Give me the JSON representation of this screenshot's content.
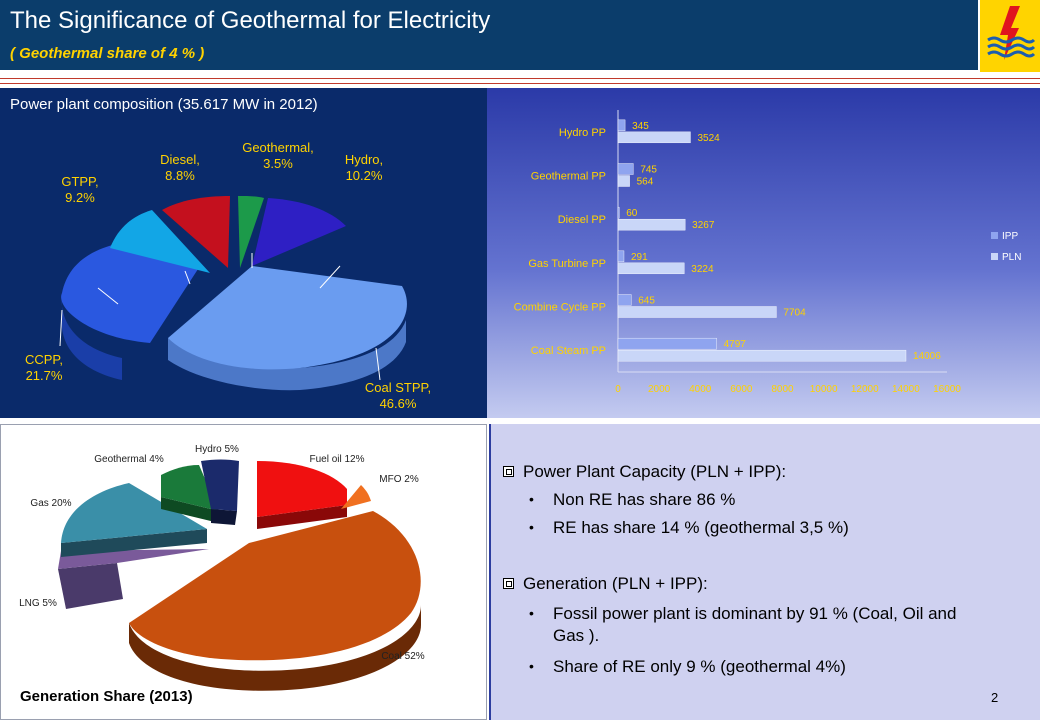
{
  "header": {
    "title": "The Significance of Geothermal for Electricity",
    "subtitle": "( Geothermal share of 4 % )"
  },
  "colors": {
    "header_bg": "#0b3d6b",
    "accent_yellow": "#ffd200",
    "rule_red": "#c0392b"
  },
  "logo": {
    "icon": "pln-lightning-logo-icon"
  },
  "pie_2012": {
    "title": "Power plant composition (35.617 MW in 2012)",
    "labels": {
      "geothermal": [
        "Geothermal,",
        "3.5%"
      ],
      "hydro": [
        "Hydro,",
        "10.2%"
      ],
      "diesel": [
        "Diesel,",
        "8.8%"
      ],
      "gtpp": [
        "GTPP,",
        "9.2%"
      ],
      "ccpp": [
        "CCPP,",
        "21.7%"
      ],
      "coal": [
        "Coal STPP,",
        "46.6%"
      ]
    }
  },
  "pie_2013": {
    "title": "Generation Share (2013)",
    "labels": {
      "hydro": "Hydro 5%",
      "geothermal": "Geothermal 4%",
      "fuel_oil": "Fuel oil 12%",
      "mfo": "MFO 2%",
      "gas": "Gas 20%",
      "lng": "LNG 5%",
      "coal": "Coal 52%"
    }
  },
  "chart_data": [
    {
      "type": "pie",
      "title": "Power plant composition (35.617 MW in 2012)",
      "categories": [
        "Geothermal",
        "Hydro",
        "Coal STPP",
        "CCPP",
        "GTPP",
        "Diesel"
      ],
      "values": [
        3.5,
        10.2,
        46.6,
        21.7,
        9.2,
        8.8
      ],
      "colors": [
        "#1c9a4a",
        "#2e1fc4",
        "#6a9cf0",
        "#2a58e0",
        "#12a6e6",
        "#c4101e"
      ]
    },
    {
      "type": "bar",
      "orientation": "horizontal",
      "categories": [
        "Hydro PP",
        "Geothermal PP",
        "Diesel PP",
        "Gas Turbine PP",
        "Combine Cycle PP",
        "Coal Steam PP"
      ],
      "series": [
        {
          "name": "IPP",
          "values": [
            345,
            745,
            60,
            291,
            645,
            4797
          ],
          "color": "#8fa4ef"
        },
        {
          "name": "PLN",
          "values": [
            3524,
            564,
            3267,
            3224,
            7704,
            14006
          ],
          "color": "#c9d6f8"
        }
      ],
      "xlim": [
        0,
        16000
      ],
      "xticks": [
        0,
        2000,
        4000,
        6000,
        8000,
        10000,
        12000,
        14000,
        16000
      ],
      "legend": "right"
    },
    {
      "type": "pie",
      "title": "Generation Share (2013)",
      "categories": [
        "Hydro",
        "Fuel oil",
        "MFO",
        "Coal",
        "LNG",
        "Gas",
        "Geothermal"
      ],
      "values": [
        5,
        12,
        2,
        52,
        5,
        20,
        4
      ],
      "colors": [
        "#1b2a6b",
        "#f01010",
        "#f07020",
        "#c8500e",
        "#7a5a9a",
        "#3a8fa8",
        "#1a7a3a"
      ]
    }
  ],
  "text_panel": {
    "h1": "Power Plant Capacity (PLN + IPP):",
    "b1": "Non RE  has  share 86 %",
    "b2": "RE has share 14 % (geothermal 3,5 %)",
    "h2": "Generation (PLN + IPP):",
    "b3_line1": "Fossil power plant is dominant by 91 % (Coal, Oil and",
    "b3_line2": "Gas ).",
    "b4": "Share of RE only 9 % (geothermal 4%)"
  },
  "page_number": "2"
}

◆ ◆ ◆ ◆

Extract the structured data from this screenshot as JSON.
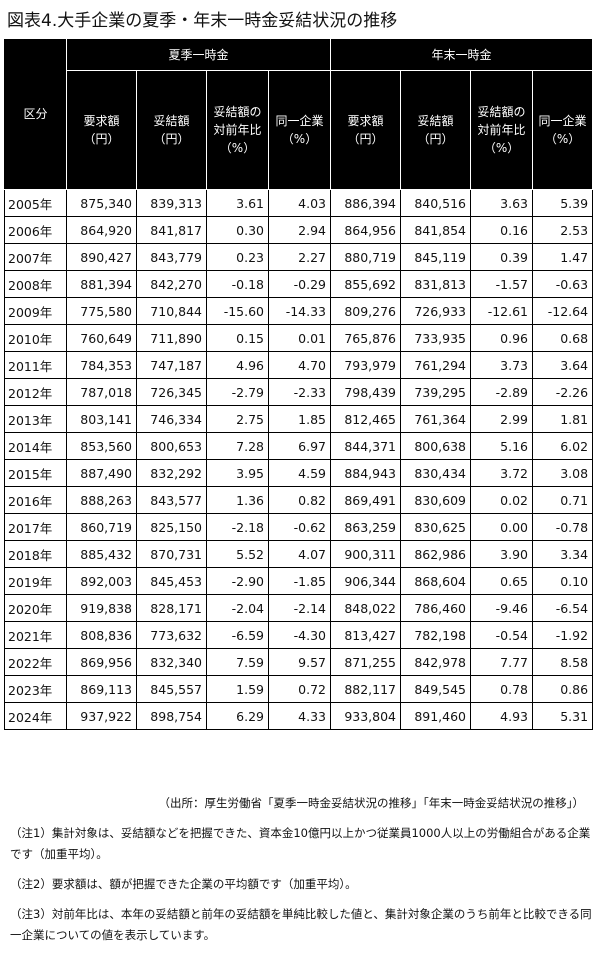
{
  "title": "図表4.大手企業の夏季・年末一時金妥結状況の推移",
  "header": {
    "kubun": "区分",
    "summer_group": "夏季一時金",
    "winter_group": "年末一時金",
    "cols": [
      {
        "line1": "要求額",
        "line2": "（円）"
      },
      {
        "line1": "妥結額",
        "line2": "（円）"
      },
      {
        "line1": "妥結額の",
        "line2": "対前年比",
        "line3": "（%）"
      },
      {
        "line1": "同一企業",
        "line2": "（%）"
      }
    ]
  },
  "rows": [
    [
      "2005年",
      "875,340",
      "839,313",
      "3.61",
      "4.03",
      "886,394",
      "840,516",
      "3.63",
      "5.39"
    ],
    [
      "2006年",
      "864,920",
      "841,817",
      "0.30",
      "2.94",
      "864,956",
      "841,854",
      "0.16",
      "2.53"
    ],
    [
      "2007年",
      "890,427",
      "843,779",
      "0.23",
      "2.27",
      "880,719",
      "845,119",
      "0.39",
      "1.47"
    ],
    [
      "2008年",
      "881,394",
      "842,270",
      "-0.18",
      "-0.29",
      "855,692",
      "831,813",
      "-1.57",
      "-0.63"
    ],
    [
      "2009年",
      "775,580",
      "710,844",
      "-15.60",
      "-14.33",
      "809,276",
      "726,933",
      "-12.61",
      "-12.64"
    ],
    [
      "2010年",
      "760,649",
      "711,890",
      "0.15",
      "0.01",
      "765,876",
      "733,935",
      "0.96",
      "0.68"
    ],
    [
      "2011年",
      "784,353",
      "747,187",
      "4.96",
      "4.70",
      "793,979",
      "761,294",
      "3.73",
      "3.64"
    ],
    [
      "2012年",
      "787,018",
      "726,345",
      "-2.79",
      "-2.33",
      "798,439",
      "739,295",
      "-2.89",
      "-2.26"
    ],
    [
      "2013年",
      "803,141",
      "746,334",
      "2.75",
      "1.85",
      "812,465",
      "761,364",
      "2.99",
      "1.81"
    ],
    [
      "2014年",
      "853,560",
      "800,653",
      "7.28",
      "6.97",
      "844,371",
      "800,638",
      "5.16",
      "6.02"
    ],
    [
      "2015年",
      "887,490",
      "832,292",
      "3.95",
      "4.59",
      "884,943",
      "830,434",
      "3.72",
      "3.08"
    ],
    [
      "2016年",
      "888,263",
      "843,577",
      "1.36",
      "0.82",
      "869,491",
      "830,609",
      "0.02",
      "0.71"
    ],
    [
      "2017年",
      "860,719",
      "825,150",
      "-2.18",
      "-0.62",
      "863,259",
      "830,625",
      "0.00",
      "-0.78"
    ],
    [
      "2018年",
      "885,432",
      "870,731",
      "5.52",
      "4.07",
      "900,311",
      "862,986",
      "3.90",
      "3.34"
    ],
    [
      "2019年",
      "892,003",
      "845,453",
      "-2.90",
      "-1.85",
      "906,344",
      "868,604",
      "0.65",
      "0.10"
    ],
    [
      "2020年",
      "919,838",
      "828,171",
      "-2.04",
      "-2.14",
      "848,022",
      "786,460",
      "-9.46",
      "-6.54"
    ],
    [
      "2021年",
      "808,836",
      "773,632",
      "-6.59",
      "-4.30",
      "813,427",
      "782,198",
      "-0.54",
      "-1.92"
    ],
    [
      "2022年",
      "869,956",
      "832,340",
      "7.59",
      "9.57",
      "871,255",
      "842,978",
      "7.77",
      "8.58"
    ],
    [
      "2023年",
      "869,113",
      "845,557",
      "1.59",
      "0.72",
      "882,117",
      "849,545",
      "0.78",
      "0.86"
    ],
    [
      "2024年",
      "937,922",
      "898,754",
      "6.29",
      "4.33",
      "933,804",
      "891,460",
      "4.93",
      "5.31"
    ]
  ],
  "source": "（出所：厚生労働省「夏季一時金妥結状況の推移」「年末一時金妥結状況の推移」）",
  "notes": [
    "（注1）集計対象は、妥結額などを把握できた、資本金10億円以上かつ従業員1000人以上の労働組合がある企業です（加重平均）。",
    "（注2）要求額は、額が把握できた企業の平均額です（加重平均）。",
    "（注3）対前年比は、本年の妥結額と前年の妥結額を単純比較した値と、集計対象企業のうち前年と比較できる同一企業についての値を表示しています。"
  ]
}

◆ ◆ ◆ ◆

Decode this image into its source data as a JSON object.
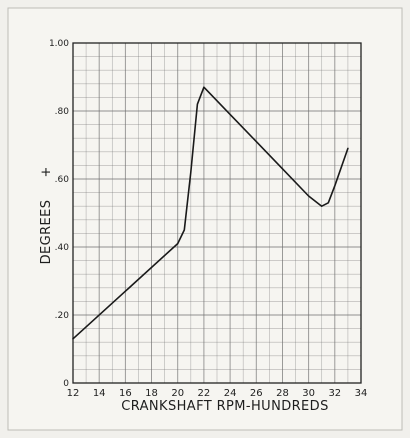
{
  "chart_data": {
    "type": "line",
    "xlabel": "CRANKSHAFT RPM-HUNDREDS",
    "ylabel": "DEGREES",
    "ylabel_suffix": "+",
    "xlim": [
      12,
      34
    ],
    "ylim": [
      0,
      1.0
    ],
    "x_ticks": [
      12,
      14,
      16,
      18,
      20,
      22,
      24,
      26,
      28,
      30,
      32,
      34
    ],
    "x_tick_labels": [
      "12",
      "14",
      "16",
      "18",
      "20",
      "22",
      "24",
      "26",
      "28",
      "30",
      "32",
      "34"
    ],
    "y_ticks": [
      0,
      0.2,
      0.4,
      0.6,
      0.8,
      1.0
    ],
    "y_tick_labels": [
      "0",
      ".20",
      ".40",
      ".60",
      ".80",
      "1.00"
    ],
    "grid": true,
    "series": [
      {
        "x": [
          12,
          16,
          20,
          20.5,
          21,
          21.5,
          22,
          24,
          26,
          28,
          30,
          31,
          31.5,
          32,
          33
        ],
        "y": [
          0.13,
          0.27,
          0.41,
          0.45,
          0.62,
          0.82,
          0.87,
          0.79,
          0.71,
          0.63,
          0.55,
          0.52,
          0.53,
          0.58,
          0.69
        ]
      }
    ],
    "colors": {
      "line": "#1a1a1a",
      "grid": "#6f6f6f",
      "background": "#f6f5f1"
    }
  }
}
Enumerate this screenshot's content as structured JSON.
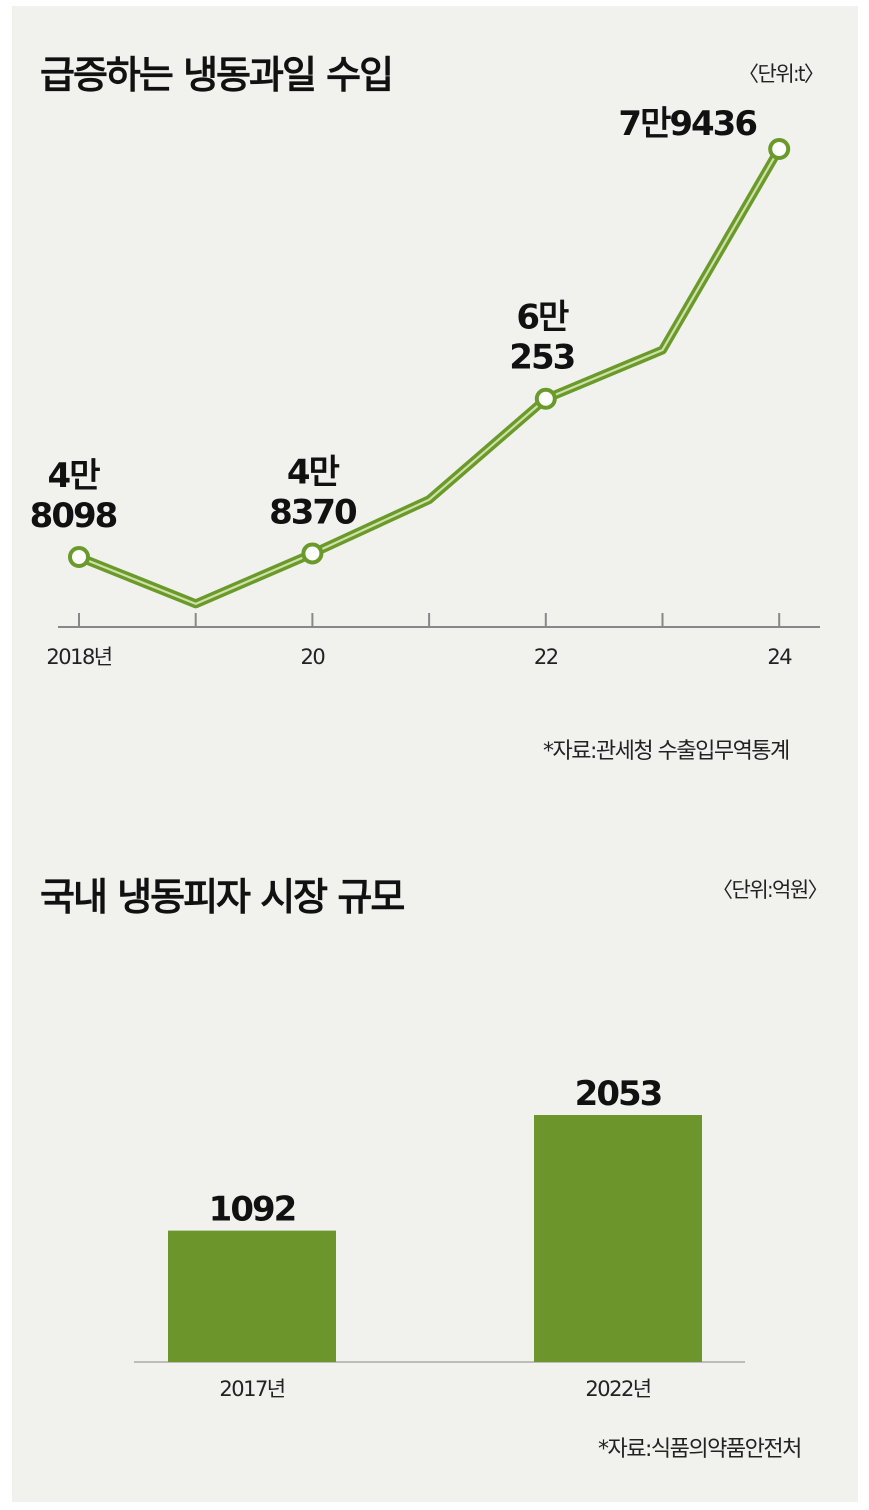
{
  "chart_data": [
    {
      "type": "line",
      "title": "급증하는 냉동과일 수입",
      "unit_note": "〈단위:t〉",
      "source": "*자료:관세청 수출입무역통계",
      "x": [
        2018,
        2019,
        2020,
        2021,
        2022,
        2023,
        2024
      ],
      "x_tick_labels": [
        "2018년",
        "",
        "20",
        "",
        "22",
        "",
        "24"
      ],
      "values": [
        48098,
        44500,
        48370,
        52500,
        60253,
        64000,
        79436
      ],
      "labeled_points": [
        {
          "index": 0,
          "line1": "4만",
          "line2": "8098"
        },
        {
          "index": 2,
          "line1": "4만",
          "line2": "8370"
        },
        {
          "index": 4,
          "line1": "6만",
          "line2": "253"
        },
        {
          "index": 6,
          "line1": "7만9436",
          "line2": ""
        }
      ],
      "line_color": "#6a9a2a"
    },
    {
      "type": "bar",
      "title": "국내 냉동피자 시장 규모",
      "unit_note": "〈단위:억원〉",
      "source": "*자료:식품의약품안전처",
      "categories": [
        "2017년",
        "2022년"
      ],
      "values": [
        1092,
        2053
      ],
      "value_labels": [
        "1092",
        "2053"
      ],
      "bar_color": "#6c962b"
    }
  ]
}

◆ ◆ ◆ ◆

* [Requirement]:
Pick out and copy the lines of the material that include the word "年末一時金妥結状況の推移".

* [Answer for this exercise]:
  "title": "図表4.大手企業の夏季・年末一時金妥結状況の推移",
  "source": "（出所：厚生労働省「夏季一時金妥結状況の推移」「年末一時金妥結状況の推移」）",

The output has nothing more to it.